- [Work to complete] Please write out the records from their first line through the line containing "word-dvonschiller: dvonschiller [403, 465, 509, 487]", changing "bbox" to "bounding box" and leaving everything else as it is.

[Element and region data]
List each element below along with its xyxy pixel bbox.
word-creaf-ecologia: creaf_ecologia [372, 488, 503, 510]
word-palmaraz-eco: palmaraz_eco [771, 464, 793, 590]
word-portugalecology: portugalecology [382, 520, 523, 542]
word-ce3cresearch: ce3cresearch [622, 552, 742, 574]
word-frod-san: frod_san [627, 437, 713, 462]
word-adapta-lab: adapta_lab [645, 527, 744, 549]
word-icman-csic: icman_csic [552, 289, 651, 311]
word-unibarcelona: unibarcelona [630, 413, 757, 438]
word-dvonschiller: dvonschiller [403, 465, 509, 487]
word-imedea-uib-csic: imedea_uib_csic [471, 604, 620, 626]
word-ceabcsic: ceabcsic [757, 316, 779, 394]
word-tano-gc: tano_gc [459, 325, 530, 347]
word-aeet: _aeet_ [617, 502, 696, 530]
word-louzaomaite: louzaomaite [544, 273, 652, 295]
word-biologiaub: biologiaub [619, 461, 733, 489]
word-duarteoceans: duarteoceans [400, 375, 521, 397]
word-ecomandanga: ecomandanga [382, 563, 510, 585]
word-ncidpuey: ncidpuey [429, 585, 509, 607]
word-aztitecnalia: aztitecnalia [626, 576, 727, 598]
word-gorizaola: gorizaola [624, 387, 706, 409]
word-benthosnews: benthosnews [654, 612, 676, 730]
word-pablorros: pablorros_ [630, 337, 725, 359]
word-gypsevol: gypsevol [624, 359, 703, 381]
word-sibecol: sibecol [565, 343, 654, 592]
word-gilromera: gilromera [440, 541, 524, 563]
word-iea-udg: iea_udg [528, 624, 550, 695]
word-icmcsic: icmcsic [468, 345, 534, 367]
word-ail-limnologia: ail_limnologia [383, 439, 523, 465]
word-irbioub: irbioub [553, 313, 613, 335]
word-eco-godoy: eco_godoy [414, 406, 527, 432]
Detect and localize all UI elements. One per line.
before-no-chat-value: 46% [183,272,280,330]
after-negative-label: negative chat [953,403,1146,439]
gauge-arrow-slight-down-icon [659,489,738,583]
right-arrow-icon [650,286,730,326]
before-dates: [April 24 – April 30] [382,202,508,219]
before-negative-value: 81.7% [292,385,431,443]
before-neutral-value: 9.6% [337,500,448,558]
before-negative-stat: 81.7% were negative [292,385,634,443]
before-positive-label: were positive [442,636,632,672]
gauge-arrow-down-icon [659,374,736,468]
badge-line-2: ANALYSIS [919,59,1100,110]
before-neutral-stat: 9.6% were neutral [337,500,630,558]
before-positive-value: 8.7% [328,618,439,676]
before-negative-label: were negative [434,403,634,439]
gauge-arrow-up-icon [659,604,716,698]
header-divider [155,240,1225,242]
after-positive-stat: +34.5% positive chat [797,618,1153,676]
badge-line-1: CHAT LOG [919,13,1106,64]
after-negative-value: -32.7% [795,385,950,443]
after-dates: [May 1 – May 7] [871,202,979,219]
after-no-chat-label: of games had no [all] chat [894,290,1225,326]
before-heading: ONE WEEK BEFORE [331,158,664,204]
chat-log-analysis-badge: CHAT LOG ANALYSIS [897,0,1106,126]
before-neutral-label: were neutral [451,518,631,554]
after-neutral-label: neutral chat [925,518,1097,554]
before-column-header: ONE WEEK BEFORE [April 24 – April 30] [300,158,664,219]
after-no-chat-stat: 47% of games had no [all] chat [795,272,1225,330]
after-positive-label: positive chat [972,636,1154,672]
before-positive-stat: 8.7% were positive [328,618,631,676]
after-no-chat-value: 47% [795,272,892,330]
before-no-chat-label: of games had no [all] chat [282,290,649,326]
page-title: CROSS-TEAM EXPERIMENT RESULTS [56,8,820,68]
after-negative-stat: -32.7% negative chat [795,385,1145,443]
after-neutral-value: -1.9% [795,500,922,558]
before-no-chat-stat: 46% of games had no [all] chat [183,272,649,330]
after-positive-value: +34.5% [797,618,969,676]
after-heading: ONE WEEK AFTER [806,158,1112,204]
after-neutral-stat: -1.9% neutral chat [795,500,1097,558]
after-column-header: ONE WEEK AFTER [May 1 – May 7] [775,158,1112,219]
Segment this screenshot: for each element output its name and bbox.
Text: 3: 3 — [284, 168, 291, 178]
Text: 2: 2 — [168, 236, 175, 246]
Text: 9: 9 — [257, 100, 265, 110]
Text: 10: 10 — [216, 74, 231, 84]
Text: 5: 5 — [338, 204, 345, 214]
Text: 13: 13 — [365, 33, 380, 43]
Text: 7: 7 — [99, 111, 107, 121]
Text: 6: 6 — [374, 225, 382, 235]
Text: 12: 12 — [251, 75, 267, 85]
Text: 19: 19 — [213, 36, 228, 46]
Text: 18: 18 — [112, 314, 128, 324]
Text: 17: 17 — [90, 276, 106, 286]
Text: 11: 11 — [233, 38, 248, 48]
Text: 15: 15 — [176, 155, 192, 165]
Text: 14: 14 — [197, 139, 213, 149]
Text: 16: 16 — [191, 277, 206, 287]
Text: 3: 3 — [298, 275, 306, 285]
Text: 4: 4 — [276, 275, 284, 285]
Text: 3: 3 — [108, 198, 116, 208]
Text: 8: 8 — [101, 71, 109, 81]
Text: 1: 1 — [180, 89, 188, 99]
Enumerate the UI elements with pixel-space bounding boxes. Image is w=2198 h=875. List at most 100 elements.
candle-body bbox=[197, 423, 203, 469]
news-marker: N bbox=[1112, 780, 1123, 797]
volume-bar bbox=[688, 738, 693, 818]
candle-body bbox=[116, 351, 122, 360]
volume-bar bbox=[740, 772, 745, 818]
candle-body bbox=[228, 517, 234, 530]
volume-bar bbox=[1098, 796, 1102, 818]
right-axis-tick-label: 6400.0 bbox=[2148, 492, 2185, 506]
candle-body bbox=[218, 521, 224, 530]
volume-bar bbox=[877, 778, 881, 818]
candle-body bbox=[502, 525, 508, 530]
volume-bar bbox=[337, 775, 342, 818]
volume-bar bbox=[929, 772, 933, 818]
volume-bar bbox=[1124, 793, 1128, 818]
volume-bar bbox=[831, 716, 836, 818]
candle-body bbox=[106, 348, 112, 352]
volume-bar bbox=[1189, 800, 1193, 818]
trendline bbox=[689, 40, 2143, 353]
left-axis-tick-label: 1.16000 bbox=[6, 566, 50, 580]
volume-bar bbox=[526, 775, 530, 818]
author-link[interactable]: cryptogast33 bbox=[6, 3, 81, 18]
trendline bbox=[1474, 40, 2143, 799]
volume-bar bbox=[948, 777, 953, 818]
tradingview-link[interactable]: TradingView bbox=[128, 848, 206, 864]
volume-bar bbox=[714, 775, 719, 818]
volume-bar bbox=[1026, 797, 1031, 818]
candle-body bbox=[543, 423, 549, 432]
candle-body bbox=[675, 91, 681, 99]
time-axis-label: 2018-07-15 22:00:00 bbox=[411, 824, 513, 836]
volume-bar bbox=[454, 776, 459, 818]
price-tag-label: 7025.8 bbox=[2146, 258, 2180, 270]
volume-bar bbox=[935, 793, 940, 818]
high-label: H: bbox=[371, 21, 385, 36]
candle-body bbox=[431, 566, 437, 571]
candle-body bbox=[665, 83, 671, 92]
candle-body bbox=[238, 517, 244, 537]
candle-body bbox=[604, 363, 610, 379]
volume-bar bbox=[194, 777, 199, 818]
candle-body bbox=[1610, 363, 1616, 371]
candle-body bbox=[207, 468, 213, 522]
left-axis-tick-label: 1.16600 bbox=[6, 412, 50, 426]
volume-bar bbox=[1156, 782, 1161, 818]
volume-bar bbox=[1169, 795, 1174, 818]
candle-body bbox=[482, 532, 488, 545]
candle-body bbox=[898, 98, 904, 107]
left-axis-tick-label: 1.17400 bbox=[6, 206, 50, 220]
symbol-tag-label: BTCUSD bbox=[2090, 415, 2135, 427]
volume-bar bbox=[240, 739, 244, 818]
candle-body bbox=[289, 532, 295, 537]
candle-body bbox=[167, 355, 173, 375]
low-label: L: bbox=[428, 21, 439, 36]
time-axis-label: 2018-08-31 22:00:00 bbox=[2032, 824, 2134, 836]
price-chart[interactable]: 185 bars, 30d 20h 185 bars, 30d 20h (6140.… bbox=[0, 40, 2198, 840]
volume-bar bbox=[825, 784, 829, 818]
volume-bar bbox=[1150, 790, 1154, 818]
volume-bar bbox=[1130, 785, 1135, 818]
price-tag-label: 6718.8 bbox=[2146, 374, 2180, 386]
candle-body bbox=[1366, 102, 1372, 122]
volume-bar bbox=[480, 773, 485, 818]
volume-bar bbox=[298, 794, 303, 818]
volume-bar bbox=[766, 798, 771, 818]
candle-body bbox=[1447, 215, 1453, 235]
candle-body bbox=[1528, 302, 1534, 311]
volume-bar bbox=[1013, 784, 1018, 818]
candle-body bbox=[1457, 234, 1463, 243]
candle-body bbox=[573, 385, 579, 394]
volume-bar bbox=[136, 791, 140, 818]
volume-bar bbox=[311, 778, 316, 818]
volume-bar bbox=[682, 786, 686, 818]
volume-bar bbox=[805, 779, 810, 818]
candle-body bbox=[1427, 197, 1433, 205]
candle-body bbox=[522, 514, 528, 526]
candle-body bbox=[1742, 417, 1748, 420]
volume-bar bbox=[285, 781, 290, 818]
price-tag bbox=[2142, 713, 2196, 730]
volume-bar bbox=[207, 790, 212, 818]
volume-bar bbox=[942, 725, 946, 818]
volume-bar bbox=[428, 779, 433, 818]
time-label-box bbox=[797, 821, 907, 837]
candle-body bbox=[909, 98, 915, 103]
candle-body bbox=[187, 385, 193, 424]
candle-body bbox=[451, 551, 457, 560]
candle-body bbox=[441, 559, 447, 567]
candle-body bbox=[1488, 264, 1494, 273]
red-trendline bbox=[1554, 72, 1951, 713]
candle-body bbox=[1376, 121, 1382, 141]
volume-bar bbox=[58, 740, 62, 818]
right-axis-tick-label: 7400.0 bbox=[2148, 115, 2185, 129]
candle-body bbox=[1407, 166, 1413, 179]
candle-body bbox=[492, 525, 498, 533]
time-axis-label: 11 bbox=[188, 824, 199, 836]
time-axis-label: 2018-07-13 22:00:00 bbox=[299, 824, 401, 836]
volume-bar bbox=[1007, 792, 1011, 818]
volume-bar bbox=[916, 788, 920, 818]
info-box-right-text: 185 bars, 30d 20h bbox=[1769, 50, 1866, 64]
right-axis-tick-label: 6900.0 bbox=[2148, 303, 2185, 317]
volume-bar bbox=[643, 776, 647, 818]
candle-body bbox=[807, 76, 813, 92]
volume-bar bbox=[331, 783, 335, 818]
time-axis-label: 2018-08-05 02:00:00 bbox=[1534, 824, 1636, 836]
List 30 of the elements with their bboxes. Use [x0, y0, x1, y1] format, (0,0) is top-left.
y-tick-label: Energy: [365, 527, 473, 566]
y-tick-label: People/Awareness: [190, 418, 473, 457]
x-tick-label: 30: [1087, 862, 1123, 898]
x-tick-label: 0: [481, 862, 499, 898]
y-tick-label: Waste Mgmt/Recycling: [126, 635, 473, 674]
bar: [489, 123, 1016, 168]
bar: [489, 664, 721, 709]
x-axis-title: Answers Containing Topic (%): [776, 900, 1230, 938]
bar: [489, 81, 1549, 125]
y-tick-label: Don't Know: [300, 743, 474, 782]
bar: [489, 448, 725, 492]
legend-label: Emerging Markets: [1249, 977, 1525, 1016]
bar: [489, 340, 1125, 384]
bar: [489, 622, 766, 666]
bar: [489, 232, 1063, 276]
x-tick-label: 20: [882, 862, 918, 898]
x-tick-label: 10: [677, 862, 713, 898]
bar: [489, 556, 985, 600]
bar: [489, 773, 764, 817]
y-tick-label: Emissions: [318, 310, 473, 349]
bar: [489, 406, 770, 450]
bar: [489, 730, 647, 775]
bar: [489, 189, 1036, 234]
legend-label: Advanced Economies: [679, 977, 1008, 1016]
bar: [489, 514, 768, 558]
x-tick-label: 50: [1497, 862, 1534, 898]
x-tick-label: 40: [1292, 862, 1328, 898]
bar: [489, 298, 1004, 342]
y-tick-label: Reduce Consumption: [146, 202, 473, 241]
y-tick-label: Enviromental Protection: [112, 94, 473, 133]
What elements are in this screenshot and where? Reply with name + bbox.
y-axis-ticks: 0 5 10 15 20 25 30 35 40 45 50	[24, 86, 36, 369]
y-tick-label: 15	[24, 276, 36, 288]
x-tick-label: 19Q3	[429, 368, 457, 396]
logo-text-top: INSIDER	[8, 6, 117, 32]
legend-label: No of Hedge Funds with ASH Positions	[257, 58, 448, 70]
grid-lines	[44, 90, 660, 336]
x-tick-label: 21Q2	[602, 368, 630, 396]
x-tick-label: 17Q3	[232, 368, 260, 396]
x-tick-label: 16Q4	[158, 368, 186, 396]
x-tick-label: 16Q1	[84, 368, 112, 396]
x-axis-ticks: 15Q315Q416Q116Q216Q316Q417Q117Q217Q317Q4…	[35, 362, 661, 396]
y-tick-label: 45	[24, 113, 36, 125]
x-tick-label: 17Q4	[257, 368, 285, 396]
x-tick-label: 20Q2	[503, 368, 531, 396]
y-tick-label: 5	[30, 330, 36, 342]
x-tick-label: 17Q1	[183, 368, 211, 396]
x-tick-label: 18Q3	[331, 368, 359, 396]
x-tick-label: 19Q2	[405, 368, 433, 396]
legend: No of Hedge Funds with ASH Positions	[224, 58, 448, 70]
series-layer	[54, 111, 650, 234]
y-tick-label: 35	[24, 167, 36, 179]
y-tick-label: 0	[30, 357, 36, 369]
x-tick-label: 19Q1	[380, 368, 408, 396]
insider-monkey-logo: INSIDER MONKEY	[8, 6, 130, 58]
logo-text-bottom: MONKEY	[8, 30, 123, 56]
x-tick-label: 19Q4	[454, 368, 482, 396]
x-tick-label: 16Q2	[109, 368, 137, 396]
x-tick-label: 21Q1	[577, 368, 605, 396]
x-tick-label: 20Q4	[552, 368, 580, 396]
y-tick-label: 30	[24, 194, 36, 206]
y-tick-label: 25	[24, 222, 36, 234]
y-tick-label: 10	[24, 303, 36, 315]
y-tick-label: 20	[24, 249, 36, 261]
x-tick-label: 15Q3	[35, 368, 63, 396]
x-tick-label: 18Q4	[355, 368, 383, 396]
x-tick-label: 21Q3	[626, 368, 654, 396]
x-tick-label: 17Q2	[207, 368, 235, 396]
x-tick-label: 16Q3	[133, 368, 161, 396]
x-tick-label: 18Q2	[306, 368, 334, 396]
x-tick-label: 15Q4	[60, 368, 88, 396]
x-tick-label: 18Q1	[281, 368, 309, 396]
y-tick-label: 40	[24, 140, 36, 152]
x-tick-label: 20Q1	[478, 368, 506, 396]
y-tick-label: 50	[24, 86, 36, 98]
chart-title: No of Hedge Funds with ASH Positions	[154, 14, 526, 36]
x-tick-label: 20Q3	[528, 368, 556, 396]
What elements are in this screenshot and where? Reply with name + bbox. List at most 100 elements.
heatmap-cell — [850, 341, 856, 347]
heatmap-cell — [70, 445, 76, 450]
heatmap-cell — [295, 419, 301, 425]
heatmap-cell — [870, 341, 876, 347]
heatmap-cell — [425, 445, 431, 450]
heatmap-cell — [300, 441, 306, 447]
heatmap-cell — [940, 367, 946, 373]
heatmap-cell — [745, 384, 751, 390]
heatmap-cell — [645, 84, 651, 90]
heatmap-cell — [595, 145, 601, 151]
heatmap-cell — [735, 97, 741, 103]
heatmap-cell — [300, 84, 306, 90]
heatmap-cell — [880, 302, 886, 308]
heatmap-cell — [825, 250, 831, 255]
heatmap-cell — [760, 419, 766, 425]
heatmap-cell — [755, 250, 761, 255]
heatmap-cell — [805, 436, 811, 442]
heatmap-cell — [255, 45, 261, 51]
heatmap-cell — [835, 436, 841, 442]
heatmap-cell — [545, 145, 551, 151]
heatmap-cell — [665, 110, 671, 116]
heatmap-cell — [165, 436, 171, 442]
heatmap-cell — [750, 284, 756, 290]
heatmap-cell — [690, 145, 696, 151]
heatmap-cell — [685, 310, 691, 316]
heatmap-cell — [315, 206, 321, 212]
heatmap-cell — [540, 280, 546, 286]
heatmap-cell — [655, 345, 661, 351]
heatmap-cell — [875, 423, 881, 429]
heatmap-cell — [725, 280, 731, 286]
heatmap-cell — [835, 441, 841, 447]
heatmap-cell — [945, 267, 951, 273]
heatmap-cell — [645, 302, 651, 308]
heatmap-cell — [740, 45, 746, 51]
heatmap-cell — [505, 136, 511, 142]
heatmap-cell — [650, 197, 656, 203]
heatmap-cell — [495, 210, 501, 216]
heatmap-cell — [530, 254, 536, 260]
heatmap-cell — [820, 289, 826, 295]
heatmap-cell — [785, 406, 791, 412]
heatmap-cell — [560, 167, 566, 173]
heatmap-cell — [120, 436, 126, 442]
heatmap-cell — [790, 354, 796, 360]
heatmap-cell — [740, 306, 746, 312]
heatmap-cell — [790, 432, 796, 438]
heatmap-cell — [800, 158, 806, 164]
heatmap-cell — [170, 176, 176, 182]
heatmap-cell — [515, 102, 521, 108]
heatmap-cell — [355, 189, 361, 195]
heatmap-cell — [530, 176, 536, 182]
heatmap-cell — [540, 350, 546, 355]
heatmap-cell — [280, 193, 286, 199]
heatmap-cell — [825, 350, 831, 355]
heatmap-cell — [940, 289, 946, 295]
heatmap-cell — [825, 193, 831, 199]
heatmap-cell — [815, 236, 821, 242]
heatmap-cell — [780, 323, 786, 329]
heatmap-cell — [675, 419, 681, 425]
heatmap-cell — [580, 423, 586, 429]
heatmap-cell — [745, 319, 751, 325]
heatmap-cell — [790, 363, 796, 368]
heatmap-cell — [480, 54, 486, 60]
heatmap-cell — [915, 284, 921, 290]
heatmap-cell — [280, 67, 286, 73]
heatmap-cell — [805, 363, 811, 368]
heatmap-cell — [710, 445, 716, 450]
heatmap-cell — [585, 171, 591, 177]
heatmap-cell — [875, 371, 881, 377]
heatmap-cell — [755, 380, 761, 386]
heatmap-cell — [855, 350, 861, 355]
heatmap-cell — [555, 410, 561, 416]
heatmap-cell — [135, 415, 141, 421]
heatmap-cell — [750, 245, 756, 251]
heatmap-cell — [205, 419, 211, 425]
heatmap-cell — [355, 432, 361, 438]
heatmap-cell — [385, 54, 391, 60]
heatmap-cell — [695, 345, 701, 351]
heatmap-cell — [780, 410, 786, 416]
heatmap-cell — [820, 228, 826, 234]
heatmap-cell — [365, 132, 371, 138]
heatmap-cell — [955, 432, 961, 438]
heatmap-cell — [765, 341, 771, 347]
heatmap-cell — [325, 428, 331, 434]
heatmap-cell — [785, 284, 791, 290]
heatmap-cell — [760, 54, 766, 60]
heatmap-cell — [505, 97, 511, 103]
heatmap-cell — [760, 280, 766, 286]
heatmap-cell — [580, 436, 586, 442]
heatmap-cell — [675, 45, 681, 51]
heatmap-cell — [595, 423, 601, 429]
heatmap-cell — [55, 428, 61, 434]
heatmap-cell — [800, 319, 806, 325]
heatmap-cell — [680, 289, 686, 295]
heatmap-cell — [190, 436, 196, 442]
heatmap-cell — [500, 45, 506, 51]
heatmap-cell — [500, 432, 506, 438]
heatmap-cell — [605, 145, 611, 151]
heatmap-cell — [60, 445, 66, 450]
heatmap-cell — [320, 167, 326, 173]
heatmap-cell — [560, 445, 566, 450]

- [Worked solution]
List each element below along with its xyxy pixel bounding box.
word-creaf-ecologia: creaf_ecologia [372, 488, 503, 510]
word-palmaraz-eco: palmaraz_eco [771, 464, 793, 590]
word-portugalecology: portugalecology [382, 520, 523, 542]
word-ce3cresearch: ce3cresearch [622, 552, 742, 574]
word-frod-san: frod_san [627, 437, 713, 462]
word-adapta-lab: adapta_lab [645, 527, 744, 549]
word-icman-csic: icman_csic [552, 289, 651, 311]
word-unibarcelona: unibarcelona [630, 413, 757, 438]
word-dvonschiller: dvonschiller [403, 465, 509, 487]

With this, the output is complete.